### Material supplied ###
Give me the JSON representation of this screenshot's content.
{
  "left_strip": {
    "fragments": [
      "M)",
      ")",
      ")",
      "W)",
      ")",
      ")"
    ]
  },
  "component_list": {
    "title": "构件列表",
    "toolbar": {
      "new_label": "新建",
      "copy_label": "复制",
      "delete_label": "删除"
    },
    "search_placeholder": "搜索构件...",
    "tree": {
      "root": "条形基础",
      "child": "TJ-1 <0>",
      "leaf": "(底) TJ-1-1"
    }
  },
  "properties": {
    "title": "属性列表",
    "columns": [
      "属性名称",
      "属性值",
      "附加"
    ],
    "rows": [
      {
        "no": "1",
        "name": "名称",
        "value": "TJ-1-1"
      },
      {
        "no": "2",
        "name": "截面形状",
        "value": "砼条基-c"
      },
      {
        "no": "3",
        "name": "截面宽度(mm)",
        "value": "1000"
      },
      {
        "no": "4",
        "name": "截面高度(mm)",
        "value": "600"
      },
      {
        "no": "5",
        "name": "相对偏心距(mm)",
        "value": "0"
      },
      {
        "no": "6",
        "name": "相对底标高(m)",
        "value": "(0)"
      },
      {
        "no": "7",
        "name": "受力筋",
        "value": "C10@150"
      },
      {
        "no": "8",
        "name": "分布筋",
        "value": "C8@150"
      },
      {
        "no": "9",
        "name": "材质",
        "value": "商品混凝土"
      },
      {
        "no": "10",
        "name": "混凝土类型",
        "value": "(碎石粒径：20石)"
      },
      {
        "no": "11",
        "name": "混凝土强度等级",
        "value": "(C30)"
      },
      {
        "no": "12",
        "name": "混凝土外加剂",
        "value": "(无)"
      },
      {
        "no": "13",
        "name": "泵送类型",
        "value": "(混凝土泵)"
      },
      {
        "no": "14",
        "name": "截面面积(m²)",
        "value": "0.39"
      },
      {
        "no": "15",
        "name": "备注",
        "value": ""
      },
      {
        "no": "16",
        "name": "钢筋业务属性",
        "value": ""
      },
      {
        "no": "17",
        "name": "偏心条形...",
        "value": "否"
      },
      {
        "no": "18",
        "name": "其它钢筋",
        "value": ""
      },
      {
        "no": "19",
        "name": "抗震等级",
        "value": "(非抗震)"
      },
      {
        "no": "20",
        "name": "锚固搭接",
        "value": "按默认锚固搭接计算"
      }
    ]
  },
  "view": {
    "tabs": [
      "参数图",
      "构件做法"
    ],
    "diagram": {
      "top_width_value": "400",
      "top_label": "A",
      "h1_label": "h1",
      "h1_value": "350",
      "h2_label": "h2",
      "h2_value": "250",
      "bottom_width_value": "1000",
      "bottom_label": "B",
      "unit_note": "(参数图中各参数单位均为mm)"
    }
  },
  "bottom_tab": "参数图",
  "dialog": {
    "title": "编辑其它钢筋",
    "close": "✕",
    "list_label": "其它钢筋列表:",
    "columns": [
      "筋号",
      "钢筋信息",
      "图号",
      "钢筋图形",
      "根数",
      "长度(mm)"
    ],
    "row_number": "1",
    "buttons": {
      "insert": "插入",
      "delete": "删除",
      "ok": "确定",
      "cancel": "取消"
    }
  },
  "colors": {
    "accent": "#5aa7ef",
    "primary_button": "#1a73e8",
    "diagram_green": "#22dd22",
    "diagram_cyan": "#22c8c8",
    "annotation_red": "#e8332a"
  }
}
###
Word for word, extract all the records.

■ **Answer for the task**:
Give me the JSON representation of this screenshot's content.
{
  "left_strip": {
    "fragments": [
      "M)",
      ")",
      ")",
      "W)",
      ")",
      ")"
    ]
  },
  "component_list": {
    "title": "构件列表",
    "toolbar": {
      "new_label": "新建",
      "copy_label": "复制",
      "delete_label": "删除"
    },
    "search_placeholder": "搜索构件...",
    "tree": {
      "root": "条形基础",
      "child": "TJ-1 <0>",
      "leaf": "(底) TJ-1-1"
    }
  },
  "properties": {
    "title": "属性列表",
    "columns": [
      "属性名称",
      "属性值",
      "附加"
    ],
    "rows": [
      {
        "no": "1",
        "name": "名称",
        "value": "TJ-1-1"
      },
      {
        "no": "2",
        "name": "截面形状",
        "value": "砼条基-c"
      },
      {
        "no": "3",
        "name": "截面宽度(mm)",
        "value": "1000"
      },
      {
        "no": "4",
        "name": "截面高度(mm)",
        "value": "600"
      },
      {
        "no": "5",
        "name": "相对偏心距(mm)",
        "value": "0"
      },
      {
        "no": "6",
        "name": "相对底标高(m)",
        "value": "(0)"
      },
      {
        "no": "7",
        "name": "受力筋",
        "value": "C10@150"
      },
      {
        "no": "8",
        "name": "分布筋",
        "value": "C8@150"
      },
      {
        "no": "9",
        "name": "材质",
        "value": "商品混凝土"
      },
      {
        "no": "10",
        "name": "混凝土类型",
        "value": "(碎石粒径：20石)"
      },
      {
        "no": "11",
        "name": "混凝土强度等级",
        "value": "(C30)"
      },
      {
        "no": "12",
        "name": "混凝土外加剂",
        "value": "(无)"
      },
      {
        "no": "13",
        "name": "泵送类型",
        "value": "(混凝土泵)"
      },
      {
        "no": "14",
        "name": "截面面积(m²)",
        "value": "0.39"
      },
      {
        "no": "15",
        "name": "备注",
        "value": ""
      },
      {
        "no": "16",
        "name": "钢筋业务属性",
        "value": ""
      },
      {
        "no": "17",
        "name": "偏心条形...",
        "value": "否"
      },
      {
        "no": "18",
        "name": "其它钢筋",
        "value": ""
      },
      {
        "no": "19",
        "name": "抗震等级",
        "value": "(非抗震)"
      },
      {
        "no": "20",
        "name": "锚固搭接",
        "value": "按默认锚固搭接计算"
      }
    ]
  },
  "view": {
    "tabs": [
      "参数图",
      "构件做法"
    ],
    "diagram": {
      "top_width_value": "400",
      "top_label": "A",
      "h1_label": "h1",
      "h1_value": "350",
      "h2_label": "h2",
      "h2_value": "250",
      "bottom_width_value": "1000",
      "bottom_label": "B",
      "unit_note": "(参数图中各参数单位均为mm)"
    }
  },
  "bottom_tab": "参数图",
  "dialog": {
    "title": "编辑其它钢筋",
    "close": "✕",
    "list_label": "其它钢筋列表:",
    "columns": [
      "筋号",
      "钢筋信息",
      "图号",
      "钢筋图形",
      "根数",
      "长度(mm)"
    ],
    "row_number": "1",
    "buttons": {
      "insert": "插入",
      "delete": "删除",
      "ok": "确定",
      "cancel": "取消"
    }
  },
  "colors": {
    "accent": "#5aa7ef",
    "primary_button": "#1a73e8",
    "diagram_green": "#22dd22",
    "diagram_cyan": "#22c8c8",
    "annotation_red": "#e8332a"
  }
}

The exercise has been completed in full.